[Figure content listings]
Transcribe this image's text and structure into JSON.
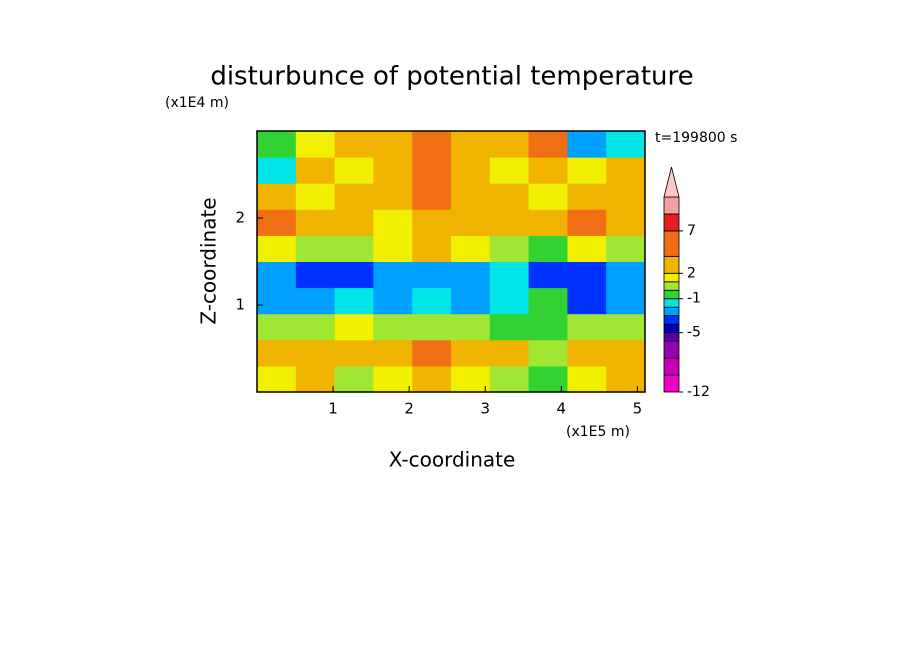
{
  "chart_data": {
    "type": "contour",
    "title": "disturbunce of potential temperature",
    "y_unit": "(x1E4 m)",
    "x_unit": "(x1E5 m)",
    "time_label": "t=199800 s",
    "xlabel": "X-coordinate",
    "ylabel": "Z-coordinate",
    "xlim": [
      0,
      5.1
    ],
    "ylim": [
      0,
      3
    ],
    "xticks": [
      1,
      2,
      3,
      4,
      5
    ],
    "yticks": [
      1,
      2
    ],
    "x": [
      0.255,
      0.765,
      1.275,
      1.785,
      2.295,
      2.805,
      3.315,
      3.825,
      4.335,
      4.845
    ],
    "y": [
      0.15,
      0.45,
      0.75,
      1.05,
      1.35,
      1.65,
      1.95,
      2.25,
      2.55,
      2.85
    ],
    "z": [
      [
        1,
        2,
        0,
        1,
        2,
        1,
        0,
        -1,
        1,
        2
      ],
      [
        2,
        3,
        2,
        3,
        4,
        3,
        2,
        0,
        3,
        2
      ],
      [
        0,
        0,
        1,
        0,
        0,
        0,
        -1,
        -1,
        0,
        0
      ],
      [
        -3,
        -3,
        -2,
        -3,
        -2,
        -3,
        -2,
        -1,
        -4,
        -3
      ],
      [
        -3,
        -4,
        -4,
        -3,
        -3,
        -3,
        -2,
        -4,
        -4,
        -3
      ],
      [
        1,
        0,
        0,
        1,
        2,
        1,
        0,
        -1,
        1,
        0
      ],
      [
        4,
        3,
        2,
        1,
        2,
        3,
        2,
        3,
        4,
        3
      ],
      [
        2,
        1,
        3,
        2,
        5,
        3,
        2,
        1,
        2,
        3
      ],
      [
        -2,
        2,
        1,
        2,
        5,
        3,
        1,
        2,
        1,
        2
      ],
      [
        -1,
        1,
        3,
        2,
        4,
        2,
        3,
        4,
        -3,
        -2
      ]
    ],
    "clim": [
      -12,
      11
    ],
    "cticks": [
      -12,
      -5,
      -1,
      2,
      7
    ],
    "levels": [
      -12,
      -10,
      -8,
      -6,
      -5,
      -4,
      -3,
      -2,
      -1,
      0,
      1,
      2,
      4,
      7,
      9,
      11
    ],
    "colors": [
      "#f000c8",
      "#c800b4",
      "#9600b4",
      "#5a00a0",
      "#0000b4",
      "#0032ff",
      "#00a0ff",
      "#00e6e6",
      "#32d232",
      "#a0e632",
      "#f0f000",
      "#f0b400",
      "#f06e14",
      "#e61e1e",
      "#f5a0a0"
    ],
    "extend_color": "#ffc8c8"
  }
}
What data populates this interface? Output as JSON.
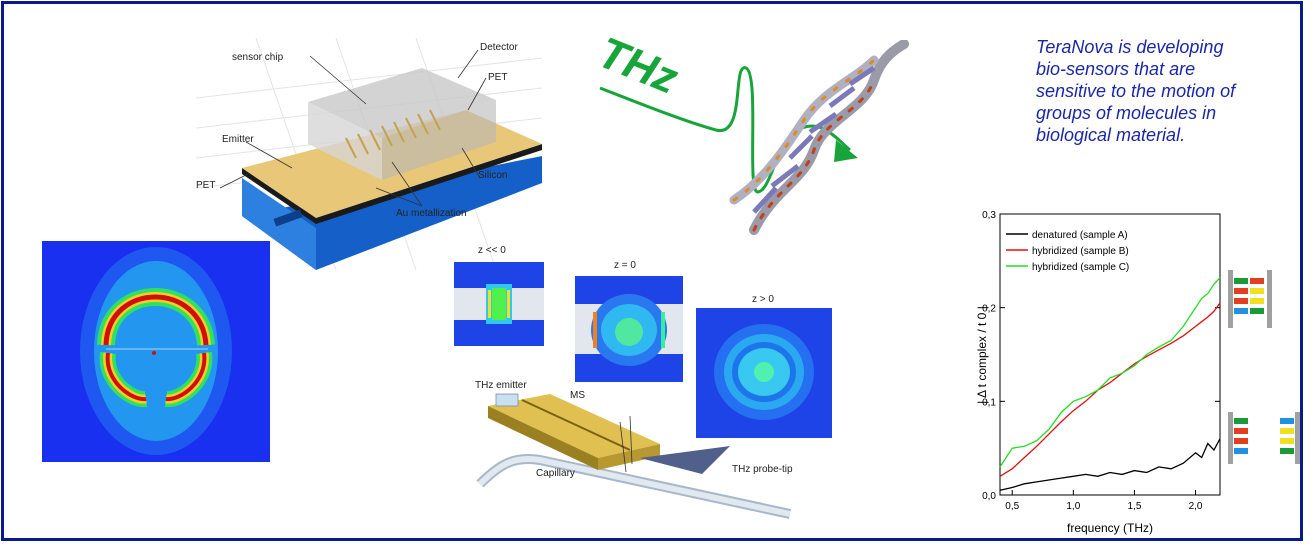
{
  "description": {
    "lines": [
      "TeraNova is developing",
      "bio-sensors that are",
      "sensitive to the motion of",
      "groups of molecules in",
      "biological material."
    ]
  },
  "thz_label": "THz",
  "sensor_chip": {
    "labels": {
      "sensor_chip": "sensor chip",
      "detector": "Detector",
      "pet_top": "PET",
      "emitter": "Emitter",
      "silicon": "Silicon",
      "pet_left": "PET",
      "au": "Au metallization"
    }
  },
  "field_panels": {
    "left": "z << 0",
    "middle": "z = 0",
    "right": "z > 0"
  },
  "probe_setup": {
    "emitter": "THz emitter",
    "ms": "MS",
    "capillary": "Capillary",
    "probe_tip": "THz probe-tip"
  },
  "colors": {
    "frame": "#0a1a8c",
    "text_blue": "#1a28a8",
    "thz_green": "#17a53a",
    "series_black": "#000000",
    "series_red": "#e01010",
    "series_green": "#22dd22"
  },
  "chart_data": {
    "type": "line",
    "xlabel": "frequency (THz)",
    "ylabel": "| Δ t complex / t 0 |",
    "xlim": [
      0.4,
      2.2
    ],
    "ylim": [
      0.0,
      0.3
    ],
    "xticks": [
      "0,5",
      "1,0",
      "1,5",
      "2,0"
    ],
    "yticks": [
      "0,0",
      "0,1",
      "0,2",
      "0,3"
    ],
    "legend_position": "top-left",
    "series": [
      {
        "name": "denatured (sample A)",
        "color": "#000000",
        "x": [
          0.4,
          0.5,
          0.6,
          0.7,
          0.8,
          0.9,
          1.0,
          1.1,
          1.2,
          1.3,
          1.4,
          1.5,
          1.6,
          1.7,
          1.8,
          1.9,
          2.0,
          2.05,
          2.1,
          2.15,
          2.2
        ],
        "y": [
          0.005,
          0.008,
          0.012,
          0.014,
          0.016,
          0.018,
          0.02,
          0.022,
          0.02,
          0.024,
          0.022,
          0.026,
          0.024,
          0.03,
          0.028,
          0.034,
          0.045,
          0.04,
          0.055,
          0.048,
          0.06
        ]
      },
      {
        "name": "hybridized (sample B)",
        "color": "#e01010",
        "x": [
          0.4,
          0.5,
          0.6,
          0.7,
          0.8,
          0.9,
          1.0,
          1.1,
          1.2,
          1.3,
          1.4,
          1.5,
          1.6,
          1.7,
          1.8,
          1.9,
          2.0,
          2.05,
          2.1,
          2.15,
          2.2
        ],
        "y": [
          0.02,
          0.028,
          0.04,
          0.052,
          0.065,
          0.078,
          0.09,
          0.1,
          0.112,
          0.12,
          0.13,
          0.14,
          0.148,
          0.155,
          0.162,
          0.17,
          0.18,
          0.185,
          0.19,
          0.196,
          0.205
        ]
      },
      {
        "name": "hybridized (sample C)",
        "color": "#22dd22",
        "x": [
          0.4,
          0.5,
          0.6,
          0.7,
          0.8,
          0.9,
          1.0,
          1.1,
          1.2,
          1.3,
          1.4,
          1.5,
          1.6,
          1.7,
          1.8,
          1.9,
          2.0,
          2.05,
          2.1,
          2.15,
          2.2
        ],
        "y": [
          0.03,
          0.05,
          0.052,
          0.058,
          0.07,
          0.088,
          0.1,
          0.105,
          0.112,
          0.125,
          0.13,
          0.138,
          0.15,
          0.158,
          0.165,
          0.18,
          0.2,
          0.21,
          0.215,
          0.225,
          0.232
        ]
      }
    ]
  }
}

WHAT THE EXERCISE ASKS. Repeat the records above exactly, omitting every picture.

FULL SOLUTION.
Transcribe this image's text and structure into JSON.
{
  "chart_data": {
    "type": "contour",
    "title": "disturbunce of potential temperature",
    "y_unit": "(x1E4 m)",
    "x_unit": "(x1E5 m)",
    "time_label": "t=199800 s",
    "xlabel": "X-coordinate",
    "ylabel": "Z-coordinate",
    "xlim": [
      0,
      5.1
    ],
    "ylim": [
      0,
      3
    ],
    "xticks": [
      1,
      2,
      3,
      4,
      5
    ],
    "yticks": [
      1,
      2
    ],
    "x": [
      0.255,
      0.765,
      1.275,
      1.785,
      2.295,
      2.805,
      3.315,
      3.825,
      4.335,
      4.845
    ],
    "y": [
      0.15,
      0.45,
      0.75,
      1.05,
      1.35,
      1.65,
      1.95,
      2.25,
      2.55,
      2.85
    ],
    "z": [
      [
        1,
        2,
        0,
        1,
        2,
        1,
        0,
        -1,
        1,
        2
      ],
      [
        2,
        3,
        2,
        3,
        4,
        3,
        2,
        0,
        3,
        2
      ],
      [
        0,
        0,
        1,
        0,
        0,
        0,
        -1,
        -1,
        0,
        0
      ],
      [
        -3,
        -3,
        -2,
        -3,
        -2,
        -3,
        -2,
        -1,
        -4,
        -3
      ],
      [
        -3,
        -4,
        -4,
        -3,
        -3,
        -3,
        -2,
        -4,
        -4,
        -3
      ],
      [
        1,
        0,
        0,
        1,
        2,
        1,
        0,
        -1,
        1,
        0
      ],
      [
        4,
        3,
        2,
        1,
        2,
        3,
        2,
        3,
        4,
        3
      ],
      [
        2,
        1,
        3,
        2,
        5,
        3,
        2,
        1,
        2,
        3
      ],
      [
        -2,
        2,
        1,
        2,
        5,
        3,
        1,
        2,
        1,
        2
      ],
      [
        -1,
        1,
        3,
        2,
        4,
        2,
        3,
        4,
        -3,
        -2
      ]
    ],
    "clim": [
      -12,
      11
    ],
    "cticks": [
      -12,
      -5,
      -1,
      2,
      7
    ],
    "levels": [
      -12,
      -10,
      -8,
      -6,
      -5,
      -4,
      -3,
      -2,
      -1,
      0,
      1,
      2,
      4,
      7,
      9,
      11
    ],
    "colors": [
      "#f000c8",
      "#c800b4",
      "#9600b4",
      "#5a00a0",
      "#0000b4",
      "#0032ff",
      "#00a0ff",
      "#00e6e6",
      "#32d232",
      "#a0e632",
      "#f0f000",
      "#f0b400",
      "#f06e14",
      "#e61e1e",
      "#f5a0a0"
    ],
    "extend_color": "#ffc8c8"
  }
}
What data populates this interface? Output as JSON.
{
  "description": {
    "lines": [
      "TeraNova is developing",
      "bio-sensors that are",
      "sensitive to the motion of",
      "groups of molecules in",
      "biological material."
    ]
  },
  "thz_label": "THz",
  "sensor_chip": {
    "labels": {
      "sensor_chip": "sensor chip",
      "detector": "Detector",
      "pet_top": "PET",
      "emitter": "Emitter",
      "silicon": "Silicon",
      "pet_left": "PET",
      "au": "Au metallization"
    }
  },
  "field_panels": {
    "left": "z << 0",
    "middle": "z = 0",
    "right": "z > 0"
  },
  "probe_setup": {
    "emitter": "THz emitter",
    "ms": "MS",
    "capillary": "Capillary",
    "probe_tip": "THz probe-tip"
  },
  "colors": {
    "frame": "#0a1a8c",
    "text_blue": "#1a28a8",
    "thz_green": "#17a53a",
    "series_black": "#000000",
    "series_red": "#e01010",
    "series_green": "#22dd22"
  },
  "chart_data": {
    "type": "line",
    "xlabel": "frequency (THz)",
    "ylabel": "| Δ t complex / t 0 |",
    "xlim": [
      0.4,
      2.2
    ],
    "ylim": [
      0.0,
      0.3
    ],
    "xticks": [
      "0,5",
      "1,0",
      "1,5",
      "2,0"
    ],
    "yticks": [
      "0,0",
      "0,1",
      "0,2",
      "0,3"
    ],
    "legend_position": "top-left",
    "series": [
      {
        "name": "denatured (sample A)",
        "color": "#000000",
        "x": [
          0.4,
          0.5,
          0.6,
          0.7,
          0.8,
          0.9,
          1.0,
          1.1,
          1.2,
          1.3,
          1.4,
          1.5,
          1.6,
          1.7,
          1.8,
          1.9,
          2.0,
          2.05,
          2.1,
          2.15,
          2.2
        ],
        "y": [
          0.005,
          0.008,
          0.012,
          0.014,
          0.016,
          0.018,
          0.02,
          0.022,
          0.02,
          0.024,
          0.022,
          0.026,
          0.024,
          0.03,
          0.028,
          0.034,
          0.045,
          0.04,
          0.055,
          0.048,
          0.06
        ]
      },
      {
        "name": "hybridized (sample B)",
        "color": "#e01010",
        "x": [
          0.4,
          0.5,
          0.6,
          0.7,
          0.8,
          0.9,
          1.0,
          1.1,
          1.2,
          1.3,
          1.4,
          1.5,
          1.6,
          1.7,
          1.8,
          1.9,
          2.0,
          2.05,
          2.1,
          2.15,
          2.2
        ],
        "y": [
          0.02,
          0.028,
          0.04,
          0.052,
          0.065,
          0.078,
          0.09,
          0.1,
          0.112,
          0.12,
          0.13,
          0.14,
          0.148,
          0.155,
          0.162,
          0.17,
          0.18,
          0.185,
          0.19,
          0.196,
          0.205
        ]
      },
      {
        "name": "hybridized (sample C)",
        "color": "#22dd22",
        "x": [
          0.4,
          0.5,
          0.6,
          0.7,
          0.8,
          0.9,
          1.0,
          1.1,
          1.2,
          1.3,
          1.4,
          1.5,
          1.6,
          1.7,
          1.8,
          1.9,
          2.0,
          2.05,
          2.1,
          2.15,
          2.2
        ],
        "y": [
          0.03,
          0.05,
          0.052,
          0.058,
          0.07,
          0.088,
          0.1,
          0.105,
          0.112,
          0.125,
          0.13,
          0.138,
          0.15,
          0.158,
          0.165,
          0.18,
          0.2,
          0.21,
          0.215,
          0.225,
          0.232
        ]
      }
    ]
  }
}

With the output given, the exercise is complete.